Please arrange the stretch of entries from the first line through the one containing "21, 221, 75]", both ends included, as a Markdown table with a "No." column numbering each row and a "Line" column holding the line itself. Leave out any blank lines.
┄┄┄┄┄┄┄┄┄┄┄┄┄┄┄┄┄┄┄┄
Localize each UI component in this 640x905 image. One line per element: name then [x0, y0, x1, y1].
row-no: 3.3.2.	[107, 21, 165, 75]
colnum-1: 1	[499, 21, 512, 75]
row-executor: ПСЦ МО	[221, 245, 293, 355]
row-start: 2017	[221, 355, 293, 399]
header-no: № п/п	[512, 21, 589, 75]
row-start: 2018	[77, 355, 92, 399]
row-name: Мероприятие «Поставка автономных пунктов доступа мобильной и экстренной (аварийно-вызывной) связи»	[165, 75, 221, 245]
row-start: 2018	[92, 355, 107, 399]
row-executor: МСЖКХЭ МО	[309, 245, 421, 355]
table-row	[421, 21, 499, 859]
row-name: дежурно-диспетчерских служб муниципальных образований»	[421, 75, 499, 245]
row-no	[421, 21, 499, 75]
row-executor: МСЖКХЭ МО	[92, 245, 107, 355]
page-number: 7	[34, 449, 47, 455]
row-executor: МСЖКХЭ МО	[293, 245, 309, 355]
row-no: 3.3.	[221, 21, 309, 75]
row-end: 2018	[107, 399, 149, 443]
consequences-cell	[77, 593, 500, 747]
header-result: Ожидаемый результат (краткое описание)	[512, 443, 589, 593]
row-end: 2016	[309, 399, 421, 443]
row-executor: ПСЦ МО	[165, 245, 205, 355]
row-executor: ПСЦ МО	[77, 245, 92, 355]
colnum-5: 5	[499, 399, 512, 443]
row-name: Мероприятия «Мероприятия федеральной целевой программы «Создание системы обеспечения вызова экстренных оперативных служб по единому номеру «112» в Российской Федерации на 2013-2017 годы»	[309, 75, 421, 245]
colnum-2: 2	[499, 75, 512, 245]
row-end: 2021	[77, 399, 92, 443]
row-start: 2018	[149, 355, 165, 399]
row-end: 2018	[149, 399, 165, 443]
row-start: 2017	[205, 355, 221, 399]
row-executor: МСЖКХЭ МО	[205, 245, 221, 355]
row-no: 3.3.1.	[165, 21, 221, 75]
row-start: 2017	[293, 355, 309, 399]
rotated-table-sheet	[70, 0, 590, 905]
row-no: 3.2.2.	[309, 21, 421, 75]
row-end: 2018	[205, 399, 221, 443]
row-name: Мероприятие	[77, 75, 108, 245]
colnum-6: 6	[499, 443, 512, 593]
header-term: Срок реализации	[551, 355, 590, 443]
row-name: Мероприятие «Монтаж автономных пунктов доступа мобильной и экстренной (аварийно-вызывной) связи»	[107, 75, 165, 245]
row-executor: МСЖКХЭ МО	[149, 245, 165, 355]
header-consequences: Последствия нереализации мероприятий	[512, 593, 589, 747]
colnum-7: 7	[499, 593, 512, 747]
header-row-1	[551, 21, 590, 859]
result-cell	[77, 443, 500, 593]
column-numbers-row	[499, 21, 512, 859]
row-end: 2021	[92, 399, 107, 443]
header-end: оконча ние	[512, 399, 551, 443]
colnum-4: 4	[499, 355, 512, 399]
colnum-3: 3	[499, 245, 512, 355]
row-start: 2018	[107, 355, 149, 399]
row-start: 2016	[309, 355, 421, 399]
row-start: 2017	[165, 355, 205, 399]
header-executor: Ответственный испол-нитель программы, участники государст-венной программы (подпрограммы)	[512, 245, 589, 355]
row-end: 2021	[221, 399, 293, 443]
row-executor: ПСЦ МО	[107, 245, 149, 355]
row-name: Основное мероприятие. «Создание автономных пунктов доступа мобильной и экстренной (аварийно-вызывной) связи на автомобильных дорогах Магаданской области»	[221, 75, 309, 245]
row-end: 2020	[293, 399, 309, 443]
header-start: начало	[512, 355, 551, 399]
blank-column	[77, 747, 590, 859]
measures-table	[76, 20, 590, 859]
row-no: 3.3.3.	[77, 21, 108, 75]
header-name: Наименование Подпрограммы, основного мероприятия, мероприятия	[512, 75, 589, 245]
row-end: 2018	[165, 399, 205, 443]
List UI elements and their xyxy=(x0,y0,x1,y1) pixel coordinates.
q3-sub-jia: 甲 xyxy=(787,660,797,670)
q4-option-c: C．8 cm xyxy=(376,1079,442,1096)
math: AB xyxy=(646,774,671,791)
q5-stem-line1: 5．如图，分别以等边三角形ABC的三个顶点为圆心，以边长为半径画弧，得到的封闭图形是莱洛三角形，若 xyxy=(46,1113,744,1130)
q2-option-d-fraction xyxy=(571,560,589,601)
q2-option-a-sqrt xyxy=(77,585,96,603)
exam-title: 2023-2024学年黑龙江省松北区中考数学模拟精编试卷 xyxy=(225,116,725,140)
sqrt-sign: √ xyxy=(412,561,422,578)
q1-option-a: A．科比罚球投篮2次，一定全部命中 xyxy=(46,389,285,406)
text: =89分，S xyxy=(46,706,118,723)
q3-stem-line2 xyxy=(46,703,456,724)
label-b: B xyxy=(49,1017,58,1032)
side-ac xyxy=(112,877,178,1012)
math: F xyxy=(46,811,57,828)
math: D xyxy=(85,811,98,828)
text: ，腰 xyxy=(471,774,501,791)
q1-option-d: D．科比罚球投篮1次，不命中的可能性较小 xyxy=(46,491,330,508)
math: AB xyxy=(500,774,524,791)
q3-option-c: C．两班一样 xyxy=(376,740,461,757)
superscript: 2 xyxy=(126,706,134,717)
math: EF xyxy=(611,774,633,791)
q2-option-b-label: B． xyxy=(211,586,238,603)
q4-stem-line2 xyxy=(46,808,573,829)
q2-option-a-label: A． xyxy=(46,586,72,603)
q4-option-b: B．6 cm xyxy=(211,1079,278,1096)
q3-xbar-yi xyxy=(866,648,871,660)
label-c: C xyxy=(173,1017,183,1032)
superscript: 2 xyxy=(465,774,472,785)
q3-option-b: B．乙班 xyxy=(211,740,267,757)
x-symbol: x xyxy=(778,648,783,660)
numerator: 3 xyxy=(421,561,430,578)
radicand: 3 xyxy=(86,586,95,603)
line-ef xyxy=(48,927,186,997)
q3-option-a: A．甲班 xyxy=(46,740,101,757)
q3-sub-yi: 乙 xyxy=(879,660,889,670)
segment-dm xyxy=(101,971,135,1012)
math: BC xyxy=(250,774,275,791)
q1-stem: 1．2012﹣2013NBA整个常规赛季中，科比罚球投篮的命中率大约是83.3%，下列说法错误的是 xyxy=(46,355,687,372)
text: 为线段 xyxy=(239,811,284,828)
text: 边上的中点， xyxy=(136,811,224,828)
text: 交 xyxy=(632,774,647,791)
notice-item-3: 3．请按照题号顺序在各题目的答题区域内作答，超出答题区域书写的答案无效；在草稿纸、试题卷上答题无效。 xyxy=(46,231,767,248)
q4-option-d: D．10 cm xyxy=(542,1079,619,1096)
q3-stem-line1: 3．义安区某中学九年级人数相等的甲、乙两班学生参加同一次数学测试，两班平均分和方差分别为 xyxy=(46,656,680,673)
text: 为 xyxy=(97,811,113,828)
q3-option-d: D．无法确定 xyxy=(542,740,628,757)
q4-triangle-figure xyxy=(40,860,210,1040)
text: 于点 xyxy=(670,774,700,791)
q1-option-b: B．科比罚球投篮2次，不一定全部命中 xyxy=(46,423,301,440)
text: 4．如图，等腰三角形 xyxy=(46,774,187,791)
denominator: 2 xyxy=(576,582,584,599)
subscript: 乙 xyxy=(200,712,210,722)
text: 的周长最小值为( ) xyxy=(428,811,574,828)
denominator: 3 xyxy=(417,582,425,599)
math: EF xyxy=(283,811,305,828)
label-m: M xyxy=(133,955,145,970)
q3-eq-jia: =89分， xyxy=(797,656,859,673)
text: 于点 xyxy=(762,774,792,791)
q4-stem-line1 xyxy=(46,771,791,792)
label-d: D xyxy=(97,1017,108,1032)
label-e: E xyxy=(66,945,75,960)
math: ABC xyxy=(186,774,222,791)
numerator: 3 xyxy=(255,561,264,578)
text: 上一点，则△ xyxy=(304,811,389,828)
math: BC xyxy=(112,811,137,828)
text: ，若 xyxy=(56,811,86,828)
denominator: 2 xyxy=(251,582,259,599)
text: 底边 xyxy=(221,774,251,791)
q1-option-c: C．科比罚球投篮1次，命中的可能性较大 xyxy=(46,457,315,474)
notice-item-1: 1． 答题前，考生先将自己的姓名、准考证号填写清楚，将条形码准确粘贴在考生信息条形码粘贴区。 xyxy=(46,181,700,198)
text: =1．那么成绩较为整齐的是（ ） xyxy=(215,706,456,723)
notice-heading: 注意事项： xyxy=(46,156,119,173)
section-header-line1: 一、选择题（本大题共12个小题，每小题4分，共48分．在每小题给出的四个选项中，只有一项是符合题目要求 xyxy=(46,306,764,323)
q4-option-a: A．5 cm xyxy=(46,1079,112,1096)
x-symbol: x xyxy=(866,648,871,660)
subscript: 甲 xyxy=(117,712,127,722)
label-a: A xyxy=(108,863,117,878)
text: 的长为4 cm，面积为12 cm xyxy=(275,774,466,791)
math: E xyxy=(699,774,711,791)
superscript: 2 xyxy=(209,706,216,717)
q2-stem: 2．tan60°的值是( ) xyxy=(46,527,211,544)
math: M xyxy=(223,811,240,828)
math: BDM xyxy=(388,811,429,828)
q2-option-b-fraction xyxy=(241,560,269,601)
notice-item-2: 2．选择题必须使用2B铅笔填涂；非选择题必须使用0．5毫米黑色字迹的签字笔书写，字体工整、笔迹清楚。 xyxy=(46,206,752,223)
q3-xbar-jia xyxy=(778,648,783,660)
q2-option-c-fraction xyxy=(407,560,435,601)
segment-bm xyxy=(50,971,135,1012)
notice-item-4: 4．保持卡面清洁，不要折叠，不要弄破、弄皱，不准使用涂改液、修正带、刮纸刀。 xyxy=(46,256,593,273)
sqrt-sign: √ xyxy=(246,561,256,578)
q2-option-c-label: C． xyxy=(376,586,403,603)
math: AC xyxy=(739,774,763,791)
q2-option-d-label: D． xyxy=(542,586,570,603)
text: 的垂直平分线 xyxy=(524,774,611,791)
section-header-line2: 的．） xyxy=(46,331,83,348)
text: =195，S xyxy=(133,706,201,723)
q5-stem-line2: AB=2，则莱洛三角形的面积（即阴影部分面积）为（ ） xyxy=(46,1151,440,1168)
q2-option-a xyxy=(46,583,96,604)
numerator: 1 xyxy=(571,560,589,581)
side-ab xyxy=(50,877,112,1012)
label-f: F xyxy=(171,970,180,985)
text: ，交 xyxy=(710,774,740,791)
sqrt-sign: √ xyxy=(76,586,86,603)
┄┄┄┄┄┄┄┄┄┄┄┄┄┄┄┄┄┄┄┄
• _Expected answer_
| No. | Line |
|---|---|
| 1 | Localize each UI component in this 640x905 image. One line per element: name then [x0, y0, x1, y1]. |
| 2 | row-no: 3.3.2.	[107, 21, 165, 75] |
| 3 | colnum-1: 1	[499, 21, 512, 75] |
| 4 | row-executor: ПСЦ МО	[221, 245, 293, 355] |
| 5 | row-start: 2017	[221, 355, 293, 399] |
| 6 | header-no: № п/п	[512, 21, 589, 75] |
| 7 | row-start: 2018	[77, 355, 92, 399] |
| 8 | row-name: Мероприятие «Поставка автономных пунктов доступа мобильной и экстренной (аварийно-вызывной) связи»	[165, 75, 221, 245] |
| 9 | row-start: 2018	[92, 355, 107, 399] |
| 10 | row-executor: МСЖКХЭ МО	[309, 245, 421, 355] |
| 11 | table-row	[421, 21, 499, 859] |
| 12 | row-name: дежурно-диспетчерских служб муниципальных образований»	[421, 75, 499, 245] |
| 13 | row-no	[421, 21, 499, 75] |
| 14 | row-executor: МСЖКХЭ МО	[92, 245, 107, 355] |
| 15 | page-number: 7	[34, 449, 47, 455] |
| 16 | row-executor: МСЖКХЭ МО	[293, 245, 309, 355] |
| 17 | row-no: 3.3.	[221, 21, 309, 75] |
| 18 | row-end: 2018	[107, 399, 149, 443] |
| 19 | consequences-cell	[77, 593, 500, 747] |
| 20 | header-result: Ожидаемый результат (краткое описание)	[512, 443, 589, 593] |
| 21 | row-end: 2016	[309, 399, 421, 443] |
| 22 | row-executor: ПСЦ МО	[165, 245, 205, 355] |
| 23 | row-executor: ПСЦ МО	[77, 245, 92, 355] |
| 24 | colnum-5: 5	[499, 399, 512, 443] |
| 25 | row-name: Мероприятия «Мероприятия федеральной целевой программы «Создание системы обеспечения вызова экстренных оперативных служб по единому номеру «112» в Российской Федерации на 2013-2017 годы»	[309, 75, 421, 245] |
| 26 | colnum-2: 2	[499, 75, 512, 245] |
| 27 | row-end: 2021	[77, 399, 92, 443] |
| 28 | row-start: 2018	[149, 355, 165, 399] |
| 29 | row-end: 2018	[149, 399, 165, 443] |
| 30 | row-start: 2017	[205, 355, 221, 399] |
| 31 | row-executor: МСЖКХЭ МО	[205, 245, 221, 355] |
| 32 | row-no: 3.3.1.	[165, 21, 221, 75] |